:: EXERCISE TASK ::
Give the number of lines in the listing below that include the word "местом", with nothing more.

>> START EXCERPTED DATA

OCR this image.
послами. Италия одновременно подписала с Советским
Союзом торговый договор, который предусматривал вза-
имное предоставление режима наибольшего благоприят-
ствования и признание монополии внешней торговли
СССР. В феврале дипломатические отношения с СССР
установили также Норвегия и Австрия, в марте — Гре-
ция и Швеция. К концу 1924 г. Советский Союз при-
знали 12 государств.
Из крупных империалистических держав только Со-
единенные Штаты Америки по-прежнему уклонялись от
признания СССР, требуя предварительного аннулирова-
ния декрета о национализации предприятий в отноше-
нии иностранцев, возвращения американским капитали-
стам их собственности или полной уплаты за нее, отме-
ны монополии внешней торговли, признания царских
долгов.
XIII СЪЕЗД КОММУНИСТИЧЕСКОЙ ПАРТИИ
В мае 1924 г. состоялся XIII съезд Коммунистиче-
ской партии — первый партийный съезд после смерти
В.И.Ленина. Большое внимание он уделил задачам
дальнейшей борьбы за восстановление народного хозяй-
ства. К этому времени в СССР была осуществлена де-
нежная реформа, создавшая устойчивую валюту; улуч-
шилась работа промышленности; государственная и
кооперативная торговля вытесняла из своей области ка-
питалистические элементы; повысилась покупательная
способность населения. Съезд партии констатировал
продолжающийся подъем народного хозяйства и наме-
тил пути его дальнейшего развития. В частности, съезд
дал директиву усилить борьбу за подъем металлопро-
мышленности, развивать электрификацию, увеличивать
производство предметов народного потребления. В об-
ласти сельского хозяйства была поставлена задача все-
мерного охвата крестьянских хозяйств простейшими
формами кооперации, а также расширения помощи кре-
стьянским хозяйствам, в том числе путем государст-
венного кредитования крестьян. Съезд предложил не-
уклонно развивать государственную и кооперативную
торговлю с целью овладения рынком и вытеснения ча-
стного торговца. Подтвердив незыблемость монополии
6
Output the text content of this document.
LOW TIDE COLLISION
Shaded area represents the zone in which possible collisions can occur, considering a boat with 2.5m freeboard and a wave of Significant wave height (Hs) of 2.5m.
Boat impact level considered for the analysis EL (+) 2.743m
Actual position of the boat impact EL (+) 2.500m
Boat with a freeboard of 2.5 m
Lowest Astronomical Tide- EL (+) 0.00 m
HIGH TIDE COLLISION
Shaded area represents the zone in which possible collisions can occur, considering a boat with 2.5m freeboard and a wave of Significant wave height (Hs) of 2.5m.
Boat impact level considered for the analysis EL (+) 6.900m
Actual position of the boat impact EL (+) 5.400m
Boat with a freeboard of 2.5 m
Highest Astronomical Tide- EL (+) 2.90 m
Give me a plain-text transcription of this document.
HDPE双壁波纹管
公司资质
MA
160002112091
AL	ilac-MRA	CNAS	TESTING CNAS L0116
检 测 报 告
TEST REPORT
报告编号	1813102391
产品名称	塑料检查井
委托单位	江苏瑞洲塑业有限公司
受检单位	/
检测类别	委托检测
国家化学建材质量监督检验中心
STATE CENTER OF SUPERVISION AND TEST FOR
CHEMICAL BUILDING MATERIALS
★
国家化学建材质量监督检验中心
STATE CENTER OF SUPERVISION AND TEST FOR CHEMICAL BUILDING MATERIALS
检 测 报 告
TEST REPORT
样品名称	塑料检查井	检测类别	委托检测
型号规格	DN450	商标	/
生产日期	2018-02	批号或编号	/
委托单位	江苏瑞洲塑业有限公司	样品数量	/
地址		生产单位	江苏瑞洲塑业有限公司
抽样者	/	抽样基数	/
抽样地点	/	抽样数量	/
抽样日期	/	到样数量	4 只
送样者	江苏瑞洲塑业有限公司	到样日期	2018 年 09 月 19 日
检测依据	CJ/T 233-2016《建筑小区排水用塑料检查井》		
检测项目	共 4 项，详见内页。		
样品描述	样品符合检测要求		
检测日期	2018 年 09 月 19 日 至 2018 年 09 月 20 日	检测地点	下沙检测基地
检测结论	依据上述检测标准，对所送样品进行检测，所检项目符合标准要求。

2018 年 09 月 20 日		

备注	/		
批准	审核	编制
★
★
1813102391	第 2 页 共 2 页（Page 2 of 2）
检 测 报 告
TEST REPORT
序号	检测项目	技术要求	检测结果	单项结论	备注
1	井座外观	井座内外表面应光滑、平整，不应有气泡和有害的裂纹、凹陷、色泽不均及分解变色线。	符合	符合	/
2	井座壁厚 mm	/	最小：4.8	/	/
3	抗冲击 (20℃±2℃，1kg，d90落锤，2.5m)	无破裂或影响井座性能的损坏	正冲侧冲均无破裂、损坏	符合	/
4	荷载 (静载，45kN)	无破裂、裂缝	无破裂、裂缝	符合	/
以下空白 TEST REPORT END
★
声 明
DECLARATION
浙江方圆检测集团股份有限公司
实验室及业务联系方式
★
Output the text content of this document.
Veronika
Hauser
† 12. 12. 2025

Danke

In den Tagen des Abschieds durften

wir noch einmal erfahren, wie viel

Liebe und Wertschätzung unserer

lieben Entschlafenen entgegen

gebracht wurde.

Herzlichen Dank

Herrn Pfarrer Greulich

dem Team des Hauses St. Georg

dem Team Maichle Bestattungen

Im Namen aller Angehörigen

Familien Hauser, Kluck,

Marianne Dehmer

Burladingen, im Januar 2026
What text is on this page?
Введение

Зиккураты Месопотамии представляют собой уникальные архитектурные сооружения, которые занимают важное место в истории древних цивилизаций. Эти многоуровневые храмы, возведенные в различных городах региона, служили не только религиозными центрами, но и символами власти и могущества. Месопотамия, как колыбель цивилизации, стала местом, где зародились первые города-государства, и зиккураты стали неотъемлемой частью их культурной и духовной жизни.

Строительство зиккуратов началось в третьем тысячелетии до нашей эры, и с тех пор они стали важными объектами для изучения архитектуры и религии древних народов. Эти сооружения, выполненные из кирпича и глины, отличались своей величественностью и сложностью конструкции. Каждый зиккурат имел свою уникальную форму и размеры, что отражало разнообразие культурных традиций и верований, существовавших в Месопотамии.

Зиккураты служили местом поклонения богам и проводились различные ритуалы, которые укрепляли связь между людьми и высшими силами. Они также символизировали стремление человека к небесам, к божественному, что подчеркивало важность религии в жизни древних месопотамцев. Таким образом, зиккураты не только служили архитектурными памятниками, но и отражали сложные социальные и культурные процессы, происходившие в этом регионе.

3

>> END EXCERPTED DATA

:: THE ANSWER ::
2